Could you transcribe the material below exactly, without leaving out a single line?

= = =

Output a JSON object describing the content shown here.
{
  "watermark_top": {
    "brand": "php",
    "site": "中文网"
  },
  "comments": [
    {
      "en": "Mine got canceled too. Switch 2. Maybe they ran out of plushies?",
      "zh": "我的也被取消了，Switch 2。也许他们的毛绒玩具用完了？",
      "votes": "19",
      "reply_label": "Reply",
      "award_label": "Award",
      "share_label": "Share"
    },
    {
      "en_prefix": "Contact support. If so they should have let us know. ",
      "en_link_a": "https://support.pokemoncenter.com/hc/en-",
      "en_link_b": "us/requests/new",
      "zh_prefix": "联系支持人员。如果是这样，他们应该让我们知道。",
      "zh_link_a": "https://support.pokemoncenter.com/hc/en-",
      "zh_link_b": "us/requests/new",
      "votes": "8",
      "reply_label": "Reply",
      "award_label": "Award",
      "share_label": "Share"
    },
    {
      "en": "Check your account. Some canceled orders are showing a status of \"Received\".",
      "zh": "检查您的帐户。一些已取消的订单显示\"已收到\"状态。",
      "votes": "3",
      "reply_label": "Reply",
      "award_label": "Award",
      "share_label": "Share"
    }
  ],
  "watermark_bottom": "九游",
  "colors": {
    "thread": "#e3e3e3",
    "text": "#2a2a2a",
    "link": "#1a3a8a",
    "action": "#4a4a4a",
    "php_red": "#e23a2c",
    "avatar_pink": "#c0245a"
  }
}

= = =

# [Exercise solution]
Output a JSON object describing the content shown here.
{
  "watermark_top": {
    "brand": "php",
    "site": "中文网"
  },
  "comments": [
    {
      "en": "Mine got canceled too. Switch 2. Maybe they ran out of plushies?",
      "zh": "我的也被取消了，Switch 2。也许他们的毛绒玩具用完了？",
      "votes": "19",
      "reply_label": "Reply",
      "award_label": "Award",
      "share_label": "Share"
    },
    {
      "en_prefix": "Contact support. If so they should have let us know. ",
      "en_link_a": "https://support.pokemoncenter.com/hc/en-",
      "en_link_b": "us/requests/new",
      "zh_prefix": "联系支持人员。如果是这样，他们应该让我们知道。",
      "zh_link_a": "https://support.pokemoncenter.com/hc/en-",
      "zh_link_b": "us/requests/new",
      "votes": "8",
      "reply_label": "Reply",
      "award_label": "Award",
      "share_label": "Share"
    },
    {
      "en": "Check your account. Some canceled orders are showing a status of \"Received\".",
      "zh": "检查您的帐户。一些已取消的订单显示\"已收到\"状态。",
      "votes": "3",
      "reply_label": "Reply",
      "award_label": "Award",
      "share_label": "Share"
    }
  ],
  "watermark_bottom": "九游",
  "colors": {
    "thread": "#e3e3e3",
    "text": "#2a2a2a",
    "link": "#1a3a8a",
    "action": "#4a4a4a",
    "php_red": "#e23a2c",
    "avatar_pink": "#c0245a"
  }
}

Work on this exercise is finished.